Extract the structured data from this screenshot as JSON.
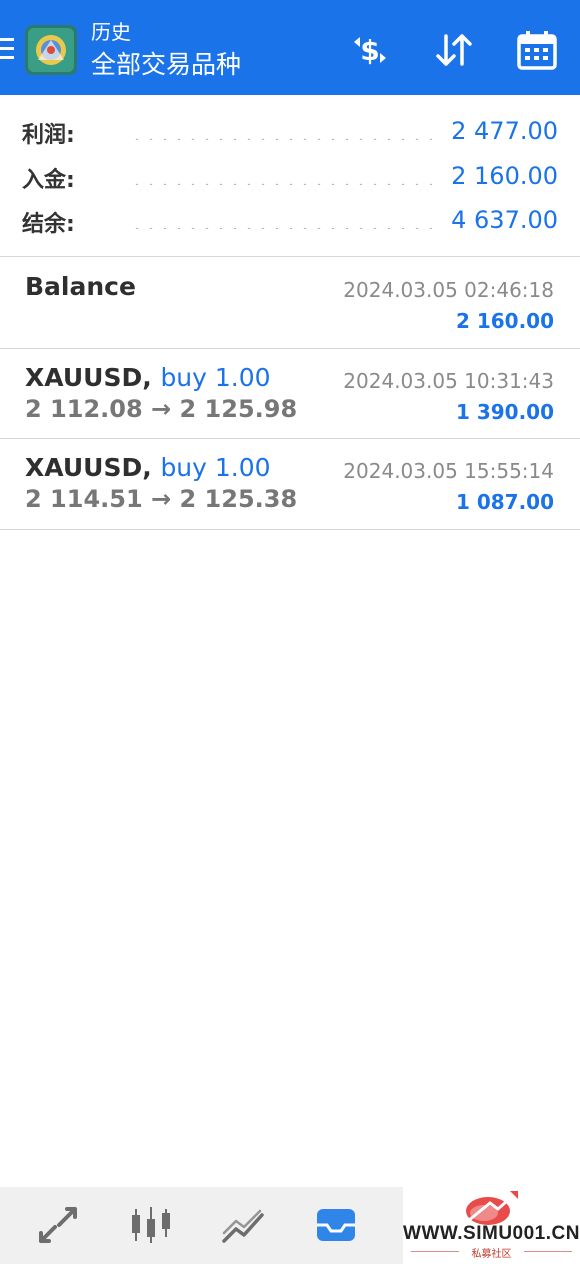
{
  "header": {
    "section_title": "历史",
    "main_title": "全部交易品种"
  },
  "summary": [
    {
      "label": "利润:",
      "value": "2 477.00"
    },
    {
      "label": "入金:",
      "value": "2 160.00"
    },
    {
      "label": "结余:",
      "value": "4 637.00"
    }
  ],
  "deals": [
    {
      "title": "Balance",
      "side": "",
      "prices": "",
      "time": "2024.03.05 02:46:18",
      "amount": "2 160.00"
    },
    {
      "title": "XAUUSD,",
      "side": "buy 1.00",
      "prices": "2 112.08 → 2 125.98",
      "time": "2024.03.05 10:31:43",
      "amount": "1 390.00"
    },
    {
      "title": "XAUUSD,",
      "side": "buy 1.00",
      "prices": "2 114.51 → 2 125.38",
      "time": "2024.03.05 15:55:14",
      "amount": "1 087.00"
    }
  ],
  "icons": {
    "menu": "menu-icon",
    "logo": "metatrader-logo",
    "currency": "currency-exchange-icon",
    "sort": "sort-icon",
    "calendar": "calendar-icon",
    "nav": [
      "quotes-icon",
      "chart-icon",
      "trade-icon",
      "history-icon"
    ]
  },
  "colors": {
    "accent": "#1a73e8",
    "header_bg": "#1a73e8",
    "nav_active": "#2f86e8",
    "nav_inactive": "#6d6d6d"
  },
  "watermark": {
    "site": "WWW.SIMU001.CN",
    "sub": "私募社区"
  }
}
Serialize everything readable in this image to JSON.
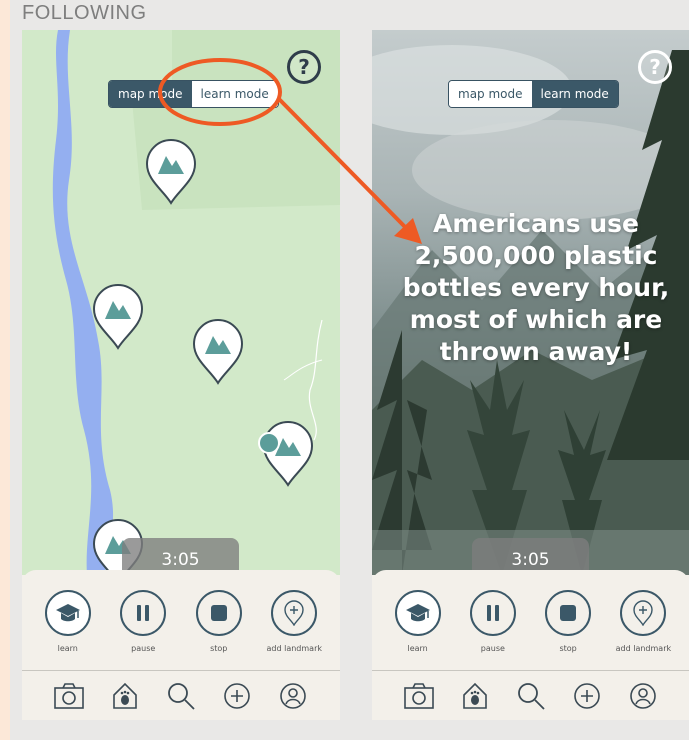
{
  "heading": "FOLLOWING",
  "help_symbol": "?",
  "mode_toggle": {
    "map_label": "map mode",
    "learn_label": "learn mode"
  },
  "left_screen": {
    "active_mode": "map mode",
    "timer": "3:05"
  },
  "right_screen": {
    "active_mode": "learn mode",
    "timer": "3:05",
    "fact": "Americans use 2,500,000 plastic bottles every hour, most of which are thrown away!"
  },
  "actions": {
    "learn": "learn",
    "pause": "pause",
    "stop": "stop",
    "add_landmark": "add landmark"
  },
  "nav_icons": [
    "camera-icon",
    "footprint-home-icon",
    "search-icon",
    "add-icon",
    "profile-icon"
  ],
  "colors": {
    "primary": "#3b5868",
    "marker": "#5c9d9a",
    "water": "#94aff0",
    "land": "#d2e9c9",
    "annotation": "#ee5a24",
    "background": "#fce8d8"
  }
}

- _Problem_
Write out the data precisely as given, excluding the pictures.

- _Response to the exercise_
Extract the structured data from this screenshot as JSON.
{
  "header": {
    "section_title": "历史",
    "main_title": "全部交易品种"
  },
  "summary": [
    {
      "label": "利润:",
      "value": "2 477.00"
    },
    {
      "label": "入金:",
      "value": "2 160.00"
    },
    {
      "label": "结余:",
      "value": "4 637.00"
    }
  ],
  "deals": [
    {
      "title": "Balance",
      "side": "",
      "prices": "",
      "time": "2024.03.05 02:46:18",
      "amount": "2 160.00"
    },
    {
      "title": "XAUUSD,",
      "side": "buy 1.00",
      "prices": "2 112.08 → 2 125.98",
      "time": "2024.03.05 10:31:43",
      "amount": "1 390.00"
    },
    {
      "title": "XAUUSD,",
      "side": "buy 1.00",
      "prices": "2 114.51 → 2 125.38",
      "time": "2024.03.05 15:55:14",
      "amount": "1 087.00"
    }
  ],
  "icons": {
    "menu": "menu-icon",
    "logo": "metatrader-logo",
    "currency": "currency-exchange-icon",
    "sort": "sort-icon",
    "calendar": "calendar-icon",
    "nav": [
      "quotes-icon",
      "chart-icon",
      "trade-icon",
      "history-icon"
    ]
  },
  "colors": {
    "accent": "#1a73e8",
    "header_bg": "#1a73e8",
    "nav_active": "#2f86e8",
    "nav_inactive": "#6d6d6d"
  },
  "watermark": {
    "site": "WWW.SIMU001.CN",
    "sub": "私募社区"
  }
}
Serialize everything readable in this image to JSON.
{
  "heading": "FOLLOWING",
  "help_symbol": "?",
  "mode_toggle": {
    "map_label": "map mode",
    "learn_label": "learn mode"
  },
  "left_screen": {
    "active_mode": "map mode",
    "timer": "3:05"
  },
  "right_screen": {
    "active_mode": "learn mode",
    "timer": "3:05",
    "fact": "Americans use 2,500,000 plastic bottles every hour, most of which are thrown away!"
  },
  "actions": {
    "learn": "learn",
    "pause": "pause",
    "stop": "stop",
    "add_landmark": "add landmark"
  },
  "nav_icons": [
    "camera-icon",
    "footprint-home-icon",
    "search-icon",
    "add-icon",
    "profile-icon"
  ],
  "colors": {
    "primary": "#3b5868",
    "marker": "#5c9d9a",
    "water": "#94aff0",
    "land": "#d2e9c9",
    "annotation": "#ee5a24",
    "background": "#fce8d8"
  }
}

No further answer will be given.